--- WHAT THE EXERCISE ASKS ---
Using the entries that follow, collect the lines where the word "Asia" appears.

--- Start DATA PROVIDED ---

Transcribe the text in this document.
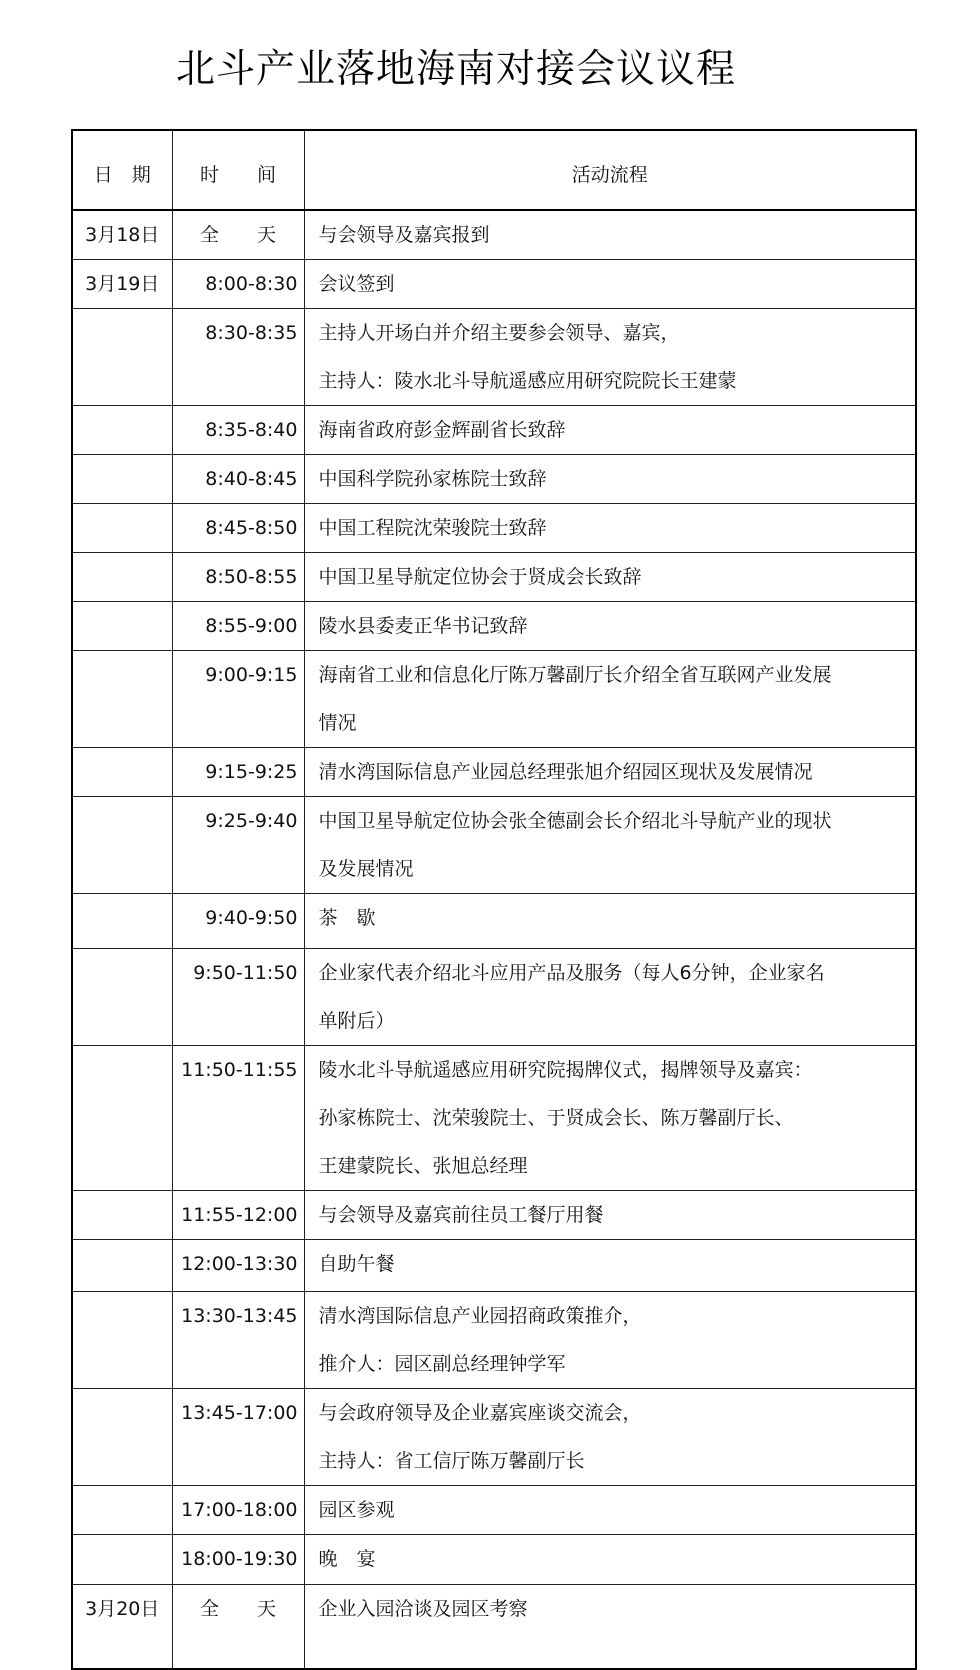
北斗产业落地海南对接会议议程
日　期	时　　间	活动流程
3月18日	全　　天	与会领导及嘉宾报到

3月19日	8:00-8:30	会议签到

	8:30-8:35	主持人开场白并介绍主要参会领导、嘉宾，
主持人：陵水北斗导航遥感应用研究院院长王建蒙

	8:35-8:40	海南省政府彭金辉副省长致辞

	8:40-8:45	中国科学院孙家栋院士致辞

	8:45-8:50	中国工程院沈荣骏院士致辞

	8:50-8:55	中国卫星导航定位协会于贤成会长致辞

	8:55-9:00	陵水县委麦正华书记致辞

	9:00-9:15	海南省工业和信息化厅陈万馨副厅长介绍全省互联网产业发展
情况

	9:15-9:25	清水湾国际信息产业园总经理张旭介绍园区现状及发展情况

	9:25-9:40	中国卫星导航定位协会张全德副会长介绍北斗导航产业的现状
及发展情况

	9:40-9:50	茶　歇

	9:50-11:50	企业家代表介绍北斗应用产品及服务（每人6分钟，企业家名
单附后）

	11:50-11:55	陵水北斗导航遥感应用研究院揭牌仪式，揭牌领导及嘉宾：
孙家栋院士、沈荣骏院士、于贤成会长、陈万馨副厅长、
王建蒙院长、张旭总经理

	11:55-12:00	与会领导及嘉宾前往员工餐厅用餐

	12:00-13:30	自助午餐

	13:30-13:45	清水湾国际信息产业园招商政策推介，
推介人：园区副总经理钟学军

	13:45-17:00	与会政府领导及企业嘉宾座谈交流会，
主持人：省工信厅陈万馨副厅长

	17:00-18:00	园区参观

	18:00-19:30	晚　宴

3月20日	全　　天	企业入园洽谈及园区考察
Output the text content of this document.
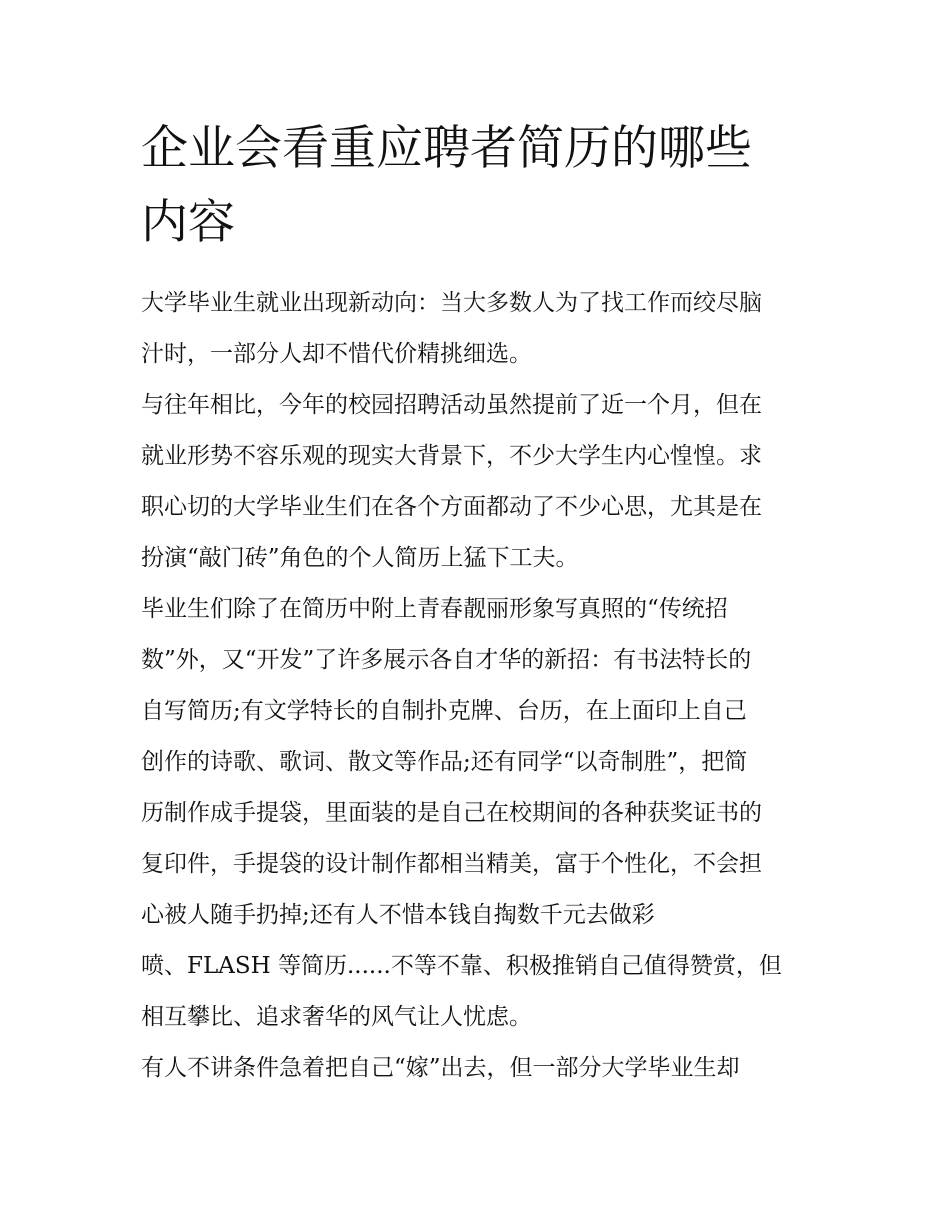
企业会看重应聘者简历的哪些
内容
大学毕业生就业出现新动向：当大多数人为了找工作而绞尽脑
汁时，一部分人却不惜代价精挑细选。
与往年相比，今年的校园招聘活动虽然提前了近一个月，但在
就业形势不容乐观的现实大背景下，不少大学生内心惶惶。求
职心切的大学毕业生们在各个方面都动了不少心思，尤其是在
扮演“敲门砖”角色的个人简历上猛下工夫。
毕业生们除了在简历中附上青春靓丽形象写真照的“传统招
数”外，又“开发”了许多展示各自才华的新招：有书法特长的
自写简历;有文学特长的自制扑克牌、台历，在上面印上自己
创作的诗歌、歌词、散文等作品;还有同学“以奇制胜”，把简
历制作成手提袋，里面装的是自己在校期间的各种获奖证书的
复印件，手提袋的设计制作都相当精美，富于个性化，不会担
心被人随手扔掉;还有人不惜本钱自掏数千元去做彩
喷、FLASH 等简历......不等不靠、积极推销自己值得赞赏，但
相互攀比、追求奢华的风气让人忧虑。
有人不讲条件急着把自己“嫁”出去，但一部分大学毕业生却
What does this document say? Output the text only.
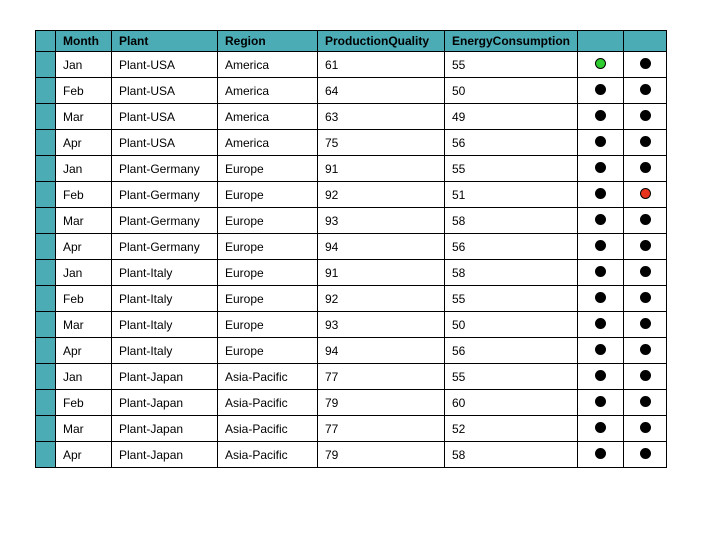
	Month	Plant	Region	ProductionQuality	EnergyConsumption		
	Jan	Plant-USA	America	61	55		
	Feb	Plant-USA	America	64	50		
	Mar	Plant-USA	America	63	49		
	Apr	Plant-USA	America	75	56		
	Jan	Plant-Germany	Europe	91	55		
	Feb	Plant-Germany	Europe	92	51		
	Mar	Plant-Germany	Europe	93	58		
	Apr	Plant-Germany	Europe	94	56		
	Jan	Plant-Italy	Europe	91	58		
	Feb	Plant-Italy	Europe	92	55		
	Mar	Plant-Italy	Europe	93	50		
	Apr	Plant-Italy	Europe	94	56		
	Jan	Plant-Japan	Asia-Pacific	77	55		
	Feb	Plant-Japan	Asia-Pacific	79	60		
	Mar	Plant-Japan	Asia-Pacific	77	52		
	Apr	Plant-Japan	Asia-Pacific	79	58		
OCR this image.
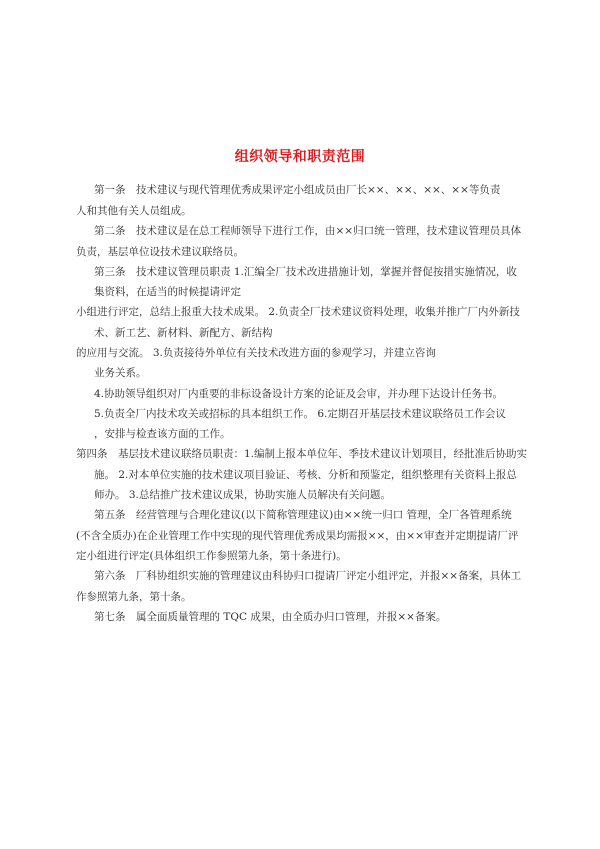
组织领导和职责范围
第一条　技术建议与现代管理优秀成果评定小组成员由厂长××、××、××、××等负责
人和其他有关人员组成。
第二条　技术建议是在总工程师领导下进行工作，由××归口统一管理，技术建议管理员具体
负责，基层单位设技术建议联络员。
第三条　技术建议管理员职责 1.汇编全厂技术改进措施计划，掌握并督促按措实施情况，收
集资料，在适当的时候提请评定
小组进行评定，总结上报重大技术成果。 2.负责全厂技术建议资料处理，收集并推广厂内外新技
术、新工艺、新材料、新配方、新结构
的应用与交流。 3.负责接待外单位有关技术改进方面的参观学习，并建立咨询
业务关系。
4.协助领导组织对厂内重要的非标设备设计方案的论证及会审，并办理下达设计任务书。
5.负责全厂内技术攻关或招标的具本组织工作。 6.定期召开基层技术建议联络员工作会议
，安排与检查该方面的工作。
第四条　基层技术建议联络员职责：1.编制上报本单位年、季技术建议计划项目，经批准后协助实
施。 2.对本单位实施的技术建议项目验证、考核、分析和预鉴定，组织整理有关资料上报总
师办。 3.总结推广技术建议成果，协助实施人员解决有关问题。
第五条　经营管理与合理化建议(以下简称管理建议)由××统一归口 管理，全厂各管理系统
(不含全质办)在企业管理工作中实现的现代管理优秀成果均需报××，由××审查并定期提请厂评
定小组进行评定(具体组织工作参照第九条，第十条进行)。
第六条　厂科协组织实施的管理建议由科协归口提请厂评定小组评定，并报××备案，具体工
作参照第九条，第十条。
第七条　属全面质量管理的 TQC 成果，由全质办归口管理，并报××备案。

--- End DATA PROVIDED ---

--- THE COMPLETED TASK ---
	Jan	Plant-Japan	Asia-Pacific	77	55		
	Feb	Plant-Japan	Asia-Pacific	79	60		
	Mar	Plant-Japan	Asia-Pacific	77	52		
	Apr	Plant-Japan	Asia-Pacific	79	58		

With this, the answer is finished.